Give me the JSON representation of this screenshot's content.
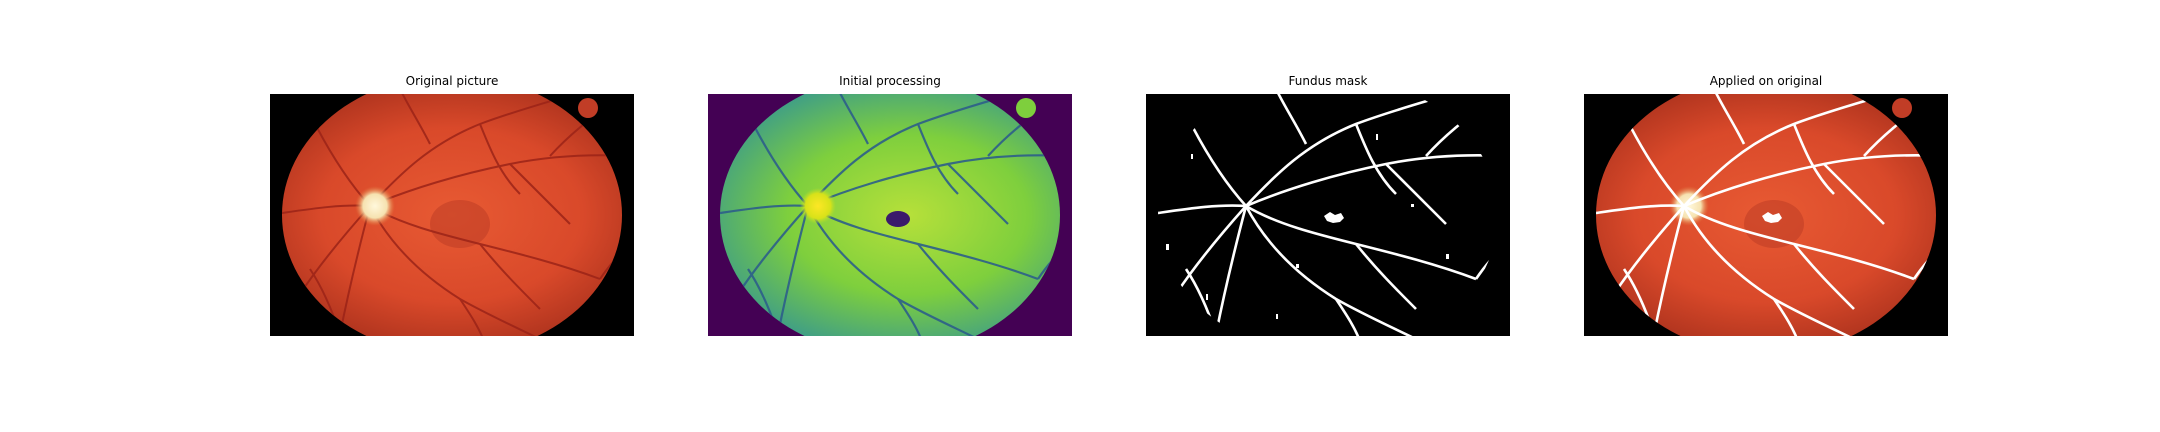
{
  "figure": {
    "panels": [
      {
        "title": "Original picture"
      },
      {
        "title": "Initial processing"
      },
      {
        "title": "Fundus mask"
      },
      {
        "title": "Applied on original"
      }
    ]
  },
  "colors": {
    "background": "#ffffff",
    "frame": "#000000",
    "fundus_red": "#d9492a",
    "optic_disc": "#f6e2b0",
    "processed_bg": "#440154",
    "processed_green": "#7ecf3d",
    "processed_vessel": "#2d5f8a",
    "mask_vessel": "#ffffff"
  }
}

==============================

§ **Instruction**:
Repeat the records in full, exactly as they appear, without the pictures.

§ **Solution to this exercise**:
Give me the JSON representation of this screenshot's content.
{
  "figure": {
    "panels": [
      {
        "title": "Original picture"
      },
      {
        "title": "Initial processing"
      },
      {
        "title": "Fundus mask"
      },
      {
        "title": "Applied on original"
      }
    ]
  },
  "colors": {
    "background": "#ffffff",
    "frame": "#000000",
    "fundus_red": "#d9492a",
    "optic_disc": "#f6e2b0",
    "processed_bg": "#440154",
    "processed_green": "#7ecf3d",
    "processed_vessel": "#2d5f8a",
    "mask_vessel": "#ffffff"
  }
}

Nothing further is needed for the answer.